■ **RECORDS TO PROCESS**:
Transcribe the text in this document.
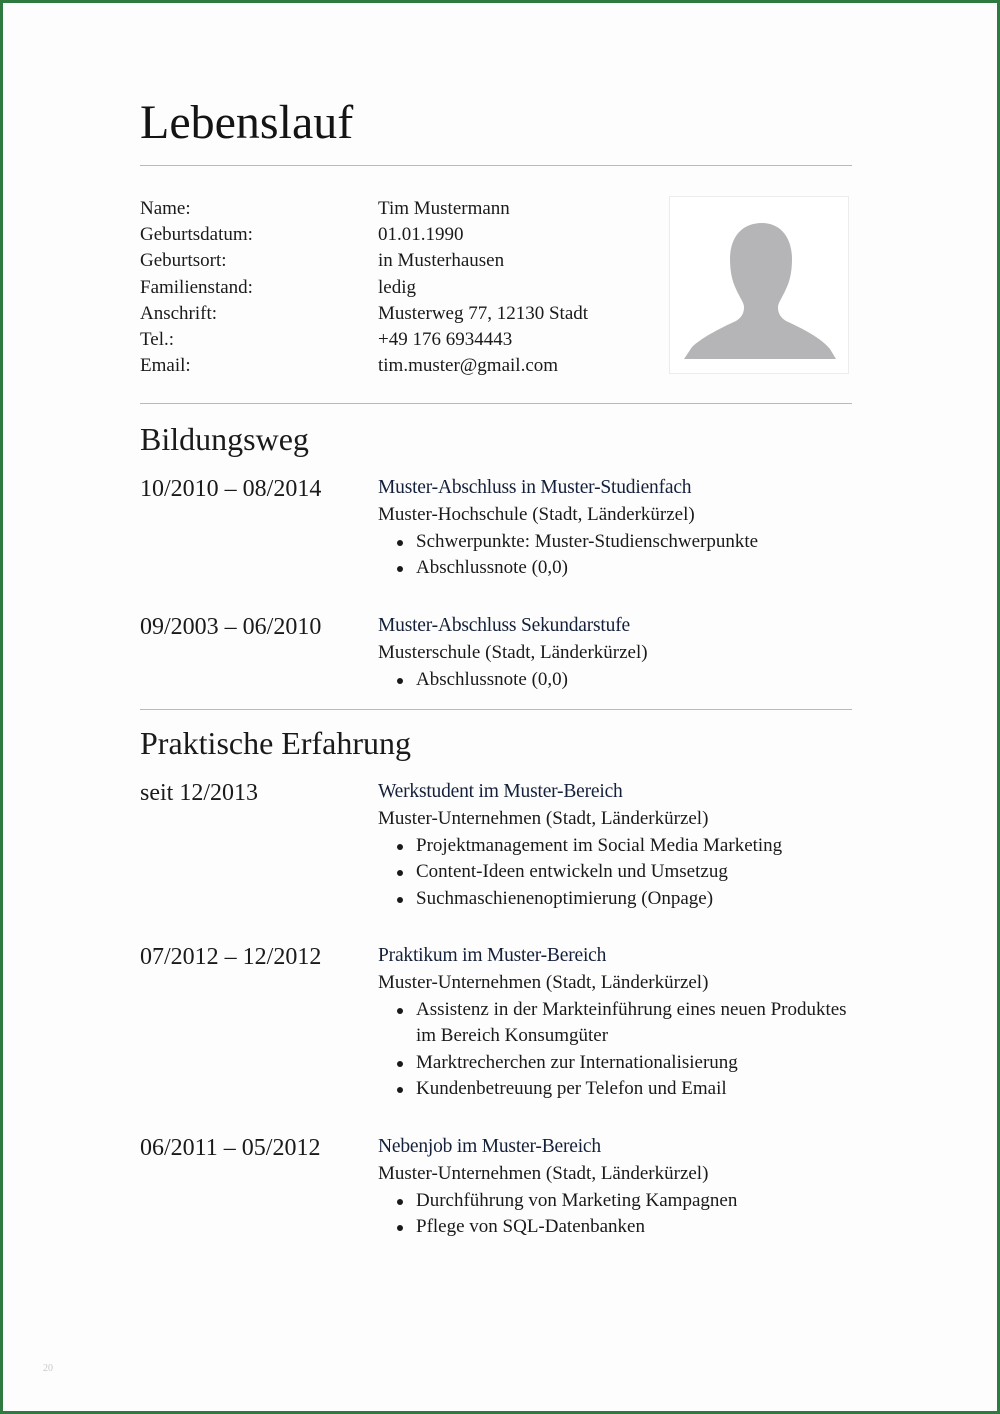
Lebenslauf
Name:	Tim Mustermann
Geburtsdatum:	01.01.1990
Geburtsort:	in Musterhausen
Familienstand:	ledig
Anschrift:	Musterweg 77, 12130 Stadt
Tel.:	+49 176 6934443
Email:	tim.muster@gmail.com
Bildungsweg
10/2010 – 08/2014	Muster-Abschluss in Muster-Studienfach
Muster-Hochschule (Stadt, Länderkürzel)
Schwerpunkte: Muster-Studienschwerpunkte
Abschlussnote (0,0)
09/2003 – 06/2010	Muster-Abschluss Sekundarstufe
Musterschule (Stadt, Länderkürzel)
Abschlussnote (0,0)
Praktische Erfahrung
seit 12/2013	Werkstudent im Muster-Bereich
Muster-Unternehmen (Stadt, Länderkürzel)
Projektmanagement im Social Media Marketing
Content-Ideen entwickeln und Umsetzug
Suchmaschienenoptimierung (Onpage)
07/2012 – 12/2012	Praktikum im Muster-Bereich
Muster-Unternehmen (Stadt, Länderkürzel)
Assistenz in der Markteinführung eines neuen Produktes im Bereich Konsumgüter
Marktrecherchen zur Internationalisierung
Kundenbetreuung per Telefon und Email
06/2011 – 05/2012	Nebenjob im Muster-Bereich
Muster-Unternehmen (Stadt, Länderkürzel)
Durchführung von Marketing Kampagnen
Pflege von SQL-Datenbanken
20
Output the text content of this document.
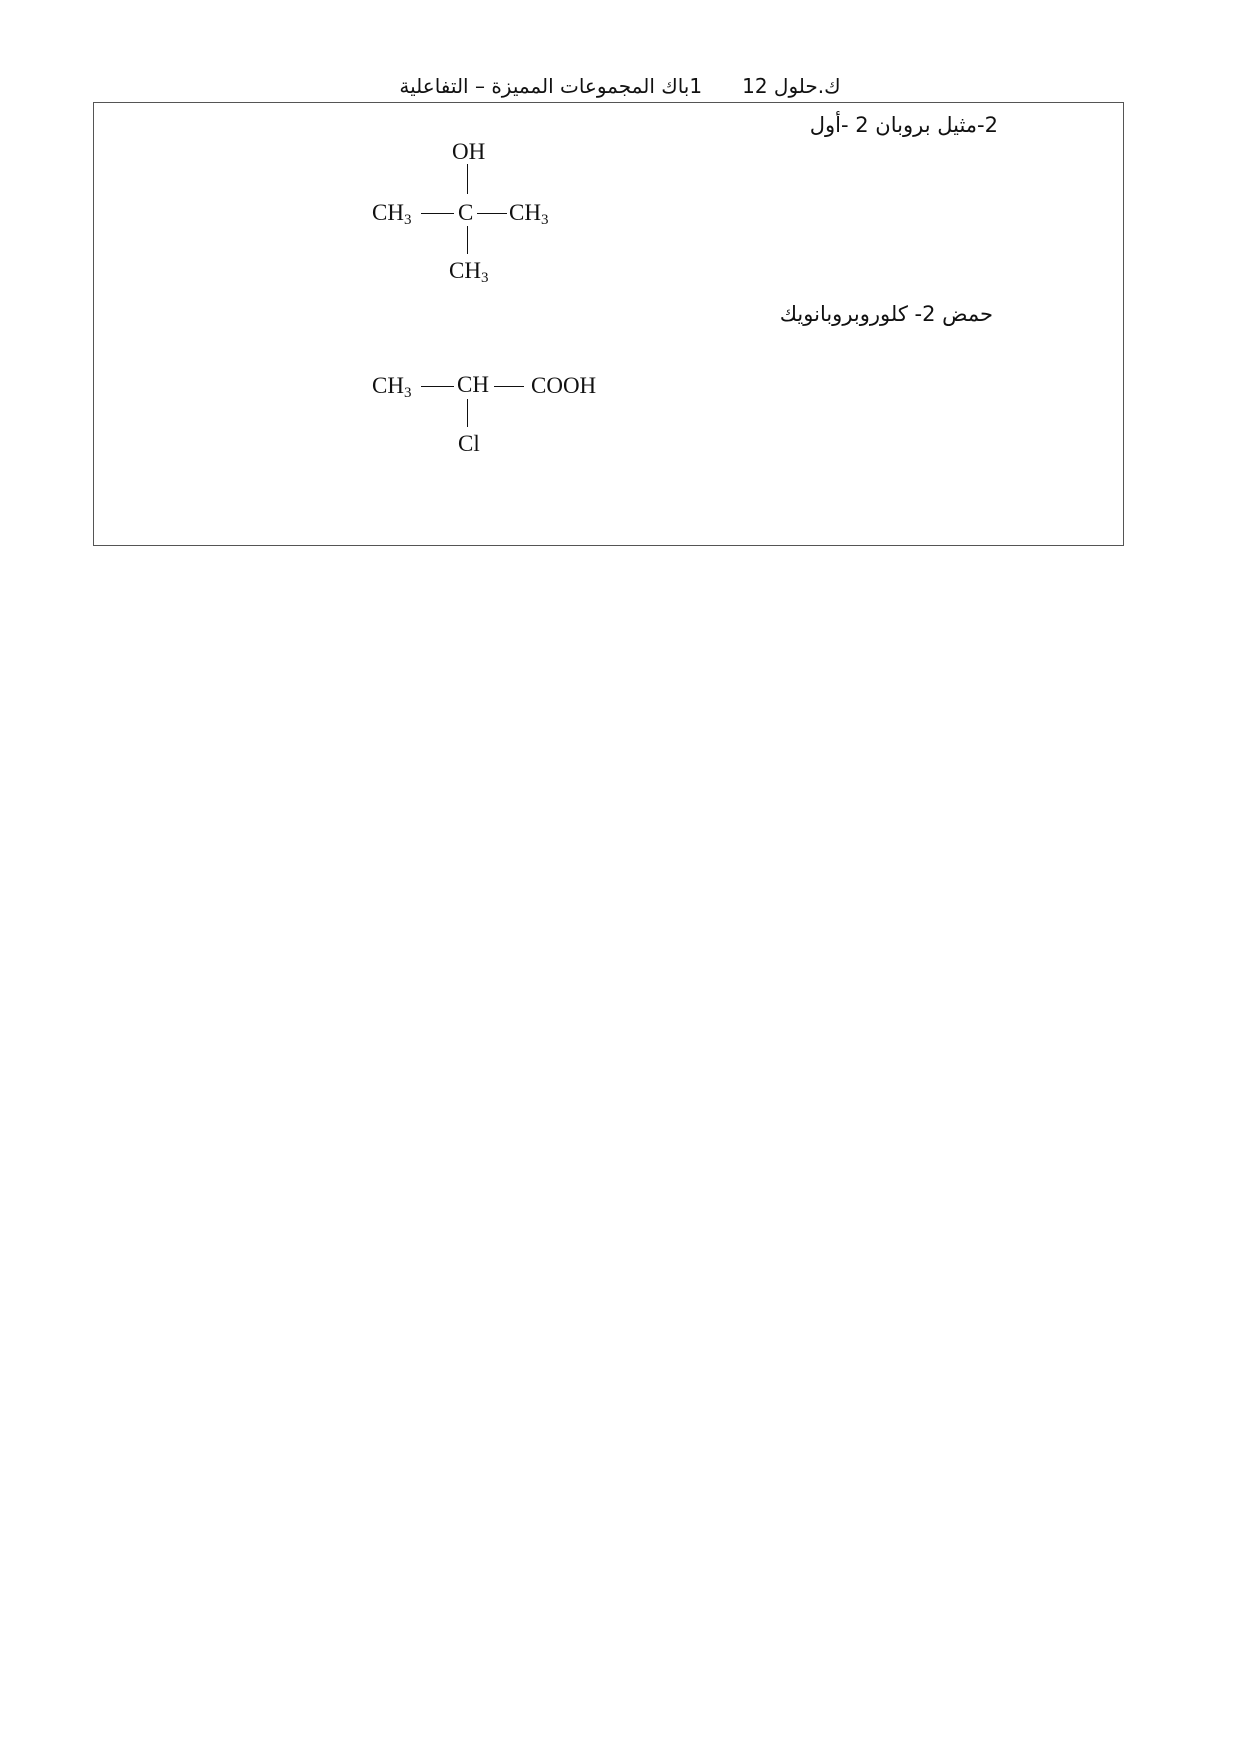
1باك المجموعات المميزة – التفاعلية ك.حلول 12
2-مثيل بروبان 2 -أول
OH
$CH_3$ C $CH_3$
$CH_3$
حمض 2- كلوروبروبانويك
$CH_3$ CH COOH
Cl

■ **YOUR TASK**:
Starting at the line that contains "Output the text content of this document.", write out every line through the end of the entries, both ends included, without any pictures.

■ **ANSWER TO THIS EXERCISE**:
Output the text content of this document.
1باك المجموعات المميزة – التفاعلية ك.حلول 12
2-مثيل بروبان 2 -أول
OH
$CH_3$ C $CH_3$
$CH_3$
حمض 2- كلوروبروبانويك
$CH_3$ CH COOH
Cl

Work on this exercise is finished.